Dataset items
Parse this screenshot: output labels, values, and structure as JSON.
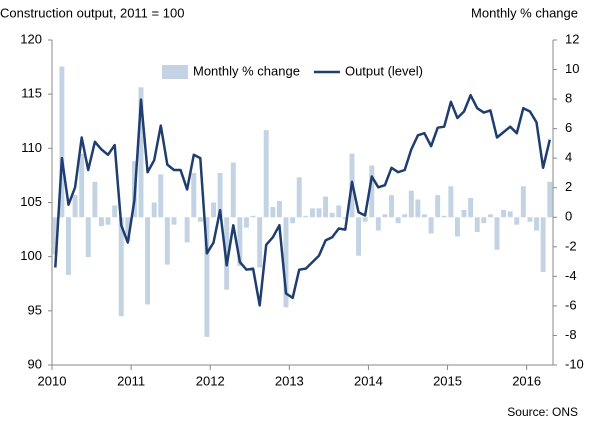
{
  "chart_data": {
    "type": "bar-line",
    "title": "Construction output, 2011 = 100",
    "y2_title": "Monthly % change",
    "source": "Source: ONS",
    "x": [
      2010.042,
      2010.125,
      2010.208,
      2010.292,
      2010.375,
      2010.458,
      2010.542,
      2010.625,
      2010.708,
      2010.792,
      2010.875,
      2010.958,
      2011.042,
      2011.125,
      2011.208,
      2011.292,
      2011.375,
      2011.458,
      2011.542,
      2011.625,
      2011.708,
      2011.792,
      2011.875,
      2011.958,
      2012.042,
      2012.125,
      2012.208,
      2012.292,
      2012.375,
      2012.458,
      2012.542,
      2012.625,
      2012.708,
      2012.792,
      2012.875,
      2012.958,
      2013.042,
      2013.125,
      2013.208,
      2013.292,
      2013.375,
      2013.458,
      2013.542,
      2013.625,
      2013.708,
      2013.792,
      2013.875,
      2013.958,
      2014.042,
      2014.125,
      2014.208,
      2014.292,
      2014.375,
      2014.458,
      2014.542,
      2014.625,
      2014.708,
      2014.792,
      2014.875,
      2014.958,
      2015.042,
      2015.125,
      2015.208,
      2015.292,
      2015.375,
      2015.458,
      2015.542,
      2015.625,
      2015.708,
      2015.792,
      2015.875,
      2015.958,
      2016.042,
      2016.125,
      2016.208,
      2016.292
    ],
    "series": [
      {
        "name": "Monthly % change",
        "kind": "bar",
        "axis": "y2",
        "color": "#c3d3e3",
        "values": [
          -2.5,
          10.2,
          -3.9,
          1.5,
          4.3,
          -2.7,
          2.4,
          -0.6,
          -0.5,
          0.8,
          -6.7,
          -1.6,
          3.8,
          8.8,
          -5.9,
          1.0,
          2.9,
          -3.2,
          -0.5,
          0.0,
          -1.7,
          3.0,
          -0.3,
          -8.1,
          1.0,
          3.0,
          -4.9,
          3.7,
          -3.3,
          -0.7,
          0.1,
          -3.4,
          5.9,
          0.7,
          1.1,
          -6.1,
          -0.4,
          2.7,
          0.1,
          0.6,
          0.6,
          1.4,
          0.3,
          0.8,
          -0.1,
          4.3,
          -2.6,
          -0.3,
          3.5,
          -0.9,
          0.2,
          1.5,
          -0.4,
          0.2,
          1.8,
          1.2,
          0.2,
          -1.1,
          1.5,
          0.1,
          2.1,
          -1.3,
          0.5,
          1.3,
          -1.0,
          -0.4,
          0.2,
          -2.2,
          0.5,
          0.4,
          -0.5,
          2.1,
          -0.3,
          -0.9,
          -3.7,
          2.4
        ]
      },
      {
        "name": "Output (level)",
        "kind": "line",
        "axis": "y",
        "color": "#1f3e6f",
        "values": [
          99.0,
          109.1,
          104.8,
          106.4,
          111.0,
          108.0,
          110.6,
          109.9,
          109.4,
          110.3,
          102.9,
          101.3,
          105.2,
          114.5,
          107.8,
          108.9,
          112.1,
          108.5,
          108.0,
          108.0,
          106.2,
          109.4,
          109.1,
          100.3,
          101.3,
          104.3,
          99.2,
          102.9,
          99.5,
          98.8,
          98.9,
          95.5,
          101.1,
          101.8,
          102.9,
          96.6,
          96.2,
          98.8,
          98.9,
          99.5,
          100.1,
          101.5,
          101.8,
          102.6,
          102.5,
          106.9,
          104.1,
          103.8,
          107.4,
          106.4,
          106.6,
          108.2,
          107.8,
          108.0,
          109.9,
          111.2,
          111.4,
          110.2,
          111.9,
          112.0,
          114.3,
          112.8,
          113.4,
          114.9,
          113.7,
          113.3,
          113.5,
          111.0,
          111.5,
          112.0,
          111.4,
          113.7,
          113.4,
          112.4,
          108.2,
          110.8
        ]
      }
    ],
    "xlim": [
      2010,
      2016.333
    ],
    "xticks": [
      2010,
      2011,
      2012,
      2013,
      2014,
      2015,
      2016
    ],
    "ylim": [
      90,
      120
    ],
    "yticks": [
      90,
      95,
      100,
      105,
      110,
      115,
      120
    ],
    "y2lim": [
      -10,
      12
    ],
    "y2ticks": [
      -10,
      -8,
      -6,
      -4,
      -2,
      0,
      2,
      4,
      6,
      8,
      10,
      12
    ],
    "grid": false,
    "legend": "top"
  }
}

GIVEN REQUEST:
For the entries above, state how many lines contain the word "Monthly". Provide the number by itself.

EXERCISE RESPONSE:
2